## [Short task]
Extract every entry word for word.

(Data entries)

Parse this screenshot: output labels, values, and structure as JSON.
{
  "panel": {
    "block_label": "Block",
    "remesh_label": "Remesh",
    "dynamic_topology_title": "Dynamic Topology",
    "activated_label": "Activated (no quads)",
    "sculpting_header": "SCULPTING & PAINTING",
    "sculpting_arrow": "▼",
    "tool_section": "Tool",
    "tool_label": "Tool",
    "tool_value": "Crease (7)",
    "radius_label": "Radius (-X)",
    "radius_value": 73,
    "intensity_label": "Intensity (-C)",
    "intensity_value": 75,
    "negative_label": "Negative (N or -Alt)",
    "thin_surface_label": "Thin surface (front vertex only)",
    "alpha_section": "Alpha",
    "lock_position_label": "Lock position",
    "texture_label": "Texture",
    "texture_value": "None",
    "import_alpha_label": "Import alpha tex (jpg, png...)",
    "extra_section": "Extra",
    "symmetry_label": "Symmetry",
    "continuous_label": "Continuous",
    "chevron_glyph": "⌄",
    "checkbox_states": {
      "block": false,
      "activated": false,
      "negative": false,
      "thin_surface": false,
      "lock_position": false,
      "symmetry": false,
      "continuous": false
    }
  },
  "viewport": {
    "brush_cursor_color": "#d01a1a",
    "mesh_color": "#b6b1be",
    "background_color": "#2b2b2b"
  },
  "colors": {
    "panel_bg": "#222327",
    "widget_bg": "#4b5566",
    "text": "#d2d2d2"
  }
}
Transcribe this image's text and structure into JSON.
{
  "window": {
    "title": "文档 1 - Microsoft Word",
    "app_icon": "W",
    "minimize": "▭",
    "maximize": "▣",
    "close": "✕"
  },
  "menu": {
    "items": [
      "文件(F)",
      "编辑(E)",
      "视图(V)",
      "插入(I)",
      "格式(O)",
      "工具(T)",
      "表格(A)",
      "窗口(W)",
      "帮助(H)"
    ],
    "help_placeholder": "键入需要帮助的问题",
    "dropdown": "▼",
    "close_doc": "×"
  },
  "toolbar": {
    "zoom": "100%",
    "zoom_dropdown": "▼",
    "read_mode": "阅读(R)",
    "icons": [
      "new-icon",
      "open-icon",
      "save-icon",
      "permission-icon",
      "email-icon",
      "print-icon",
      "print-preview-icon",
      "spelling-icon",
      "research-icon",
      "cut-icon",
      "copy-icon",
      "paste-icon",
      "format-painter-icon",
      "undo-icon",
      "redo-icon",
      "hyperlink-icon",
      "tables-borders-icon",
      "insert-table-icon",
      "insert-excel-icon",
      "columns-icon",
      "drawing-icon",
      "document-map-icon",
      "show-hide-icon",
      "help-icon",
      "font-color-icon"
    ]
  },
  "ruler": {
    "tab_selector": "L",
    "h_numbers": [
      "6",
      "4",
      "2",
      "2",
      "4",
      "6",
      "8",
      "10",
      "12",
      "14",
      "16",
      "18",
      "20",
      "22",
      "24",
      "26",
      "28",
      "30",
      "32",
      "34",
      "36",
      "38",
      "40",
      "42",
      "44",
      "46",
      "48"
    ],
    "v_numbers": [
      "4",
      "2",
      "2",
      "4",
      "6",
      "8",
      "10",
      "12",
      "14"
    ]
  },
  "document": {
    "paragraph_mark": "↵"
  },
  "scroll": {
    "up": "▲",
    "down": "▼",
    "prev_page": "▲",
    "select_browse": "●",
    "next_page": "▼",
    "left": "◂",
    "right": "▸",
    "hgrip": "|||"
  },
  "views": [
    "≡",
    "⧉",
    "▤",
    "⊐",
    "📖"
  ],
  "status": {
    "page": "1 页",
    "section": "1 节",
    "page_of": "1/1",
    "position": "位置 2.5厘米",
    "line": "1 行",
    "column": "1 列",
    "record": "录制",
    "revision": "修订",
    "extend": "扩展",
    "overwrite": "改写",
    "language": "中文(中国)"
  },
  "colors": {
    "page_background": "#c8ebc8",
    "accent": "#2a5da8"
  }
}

## [Response below]
Parse this screenshot: output labels, values, and structure as JSON.
{
  "panel": {
    "block_label": "Block",
    "remesh_label": "Remesh",
    "dynamic_topology_title": "Dynamic Topology",
    "activated_label": "Activated (no quads)",
    "sculpting_header": "SCULPTING & PAINTING",
    "sculpting_arrow": "▼",
    "tool_section": "Tool",
    "tool_label": "Tool",
    "tool_value": "Crease (7)",
    "radius_label": "Radius (-X)",
    "radius_value": 73,
    "intensity_label": "Intensity (-C)",
    "intensity_value": 75,
    "negative_label": "Negative (N or -Alt)",
    "thin_surface_label": "Thin surface (front vertex only)",
    "alpha_section": "Alpha",
    "lock_position_label": "Lock position",
    "texture_label": "Texture",
    "texture_value": "None",
    "import_alpha_label": "Import alpha tex (jpg, png...)",
    "extra_section": "Extra",
    "symmetry_label": "Symmetry",
    "continuous_label": "Continuous",
    "chevron_glyph": "⌄",
    "checkbox_states": {
      "block": false,
      "activated": false,
      "negative": false,
      "thin_surface": false,
      "lock_position": false,
      "symmetry": false,
      "continuous": false
    }
  },
  "viewport": {
    "brush_cursor_color": "#d01a1a",
    "mesh_color": "#b6b1be",
    "background_color": "#2b2b2b"
  },
  "colors": {
    "panel_bg": "#222327",
    "widget_bg": "#4b5566",
    "text": "#d2d2d2"
  }
}
Transcribe this image's text and structure into JSON.
{
  "window": {
    "title": "文档 1 - Microsoft Word",
    "app_icon": "W",
    "minimize": "▭",
    "maximize": "▣",
    "close": "✕"
  },
  "menu": {
    "items": [
      "文件(F)",
      "编辑(E)",
      "视图(V)",
      "插入(I)",
      "格式(O)",
      "工具(T)",
      "表格(A)",
      "窗口(W)",
      "帮助(H)"
    ],
    "help_placeholder": "键入需要帮助的问题",
    "dropdown": "▼",
    "close_doc": "×"
  },
  "toolbar": {
    "zoom": "100%",
    "zoom_dropdown": "▼",
    "read_mode": "阅读(R)",
    "icons": [
      "new-icon",
      "open-icon",
      "save-icon",
      "permission-icon",
      "email-icon",
      "print-icon",
      "print-preview-icon",
      "spelling-icon",
      "research-icon",
      "cut-icon",
      "copy-icon",
      "paste-icon",
      "format-painter-icon",
      "undo-icon",
      "redo-icon",
      "hyperlink-icon",
      "tables-borders-icon",
      "insert-table-icon",
      "insert-excel-icon",
      "columns-icon",
      "drawing-icon",
      "document-map-icon",
      "show-hide-icon",
      "help-icon",
      "font-color-icon"
    ]
  },
  "ruler": {
    "tab_selector": "L",
    "h_numbers": [
      "6",
      "4",
      "2",
      "2",
      "4",
      "6",
      "8",
      "10",
      "12",
      "14",
      "16",
      "18",
      "20",
      "22",
      "24",
      "26",
      "28",
      "30",
      "32",
      "34",
      "36",
      "38",
      "40",
      "42",
      "44",
      "46",
      "48"
    ],
    "v_numbers": [
      "4",
      "2",
      "2",
      "4",
      "6",
      "8",
      "10",
      "12",
      "14"
    ]
  },
  "document": {
    "paragraph_mark": "↵"
  },
  "scroll": {
    "up": "▲",
    "down": "▼",
    "prev_page": "▲",
    "select_browse": "●",
    "next_page": "▼",
    "left": "◂",
    "right": "▸",
    "hgrip": "|||"
  },
  "views": [
    "≡",
    "⧉",
    "▤",
    "⊐",
    "📖"
  ],
  "status": {
    "page": "1 页",
    "section": "1 节",
    "page_of": "1/1",
    "position": "位置 2.5厘米",
    "line": "1 行",
    "column": "1 列",
    "record": "录制",
    "revision": "修订",
    "extend": "扩展",
    "overwrite": "改写",
    "language": "中文(中国)"
  },
  "colors": {
    "page_background": "#c8ebc8",
    "accent": "#2a5da8"
  }
}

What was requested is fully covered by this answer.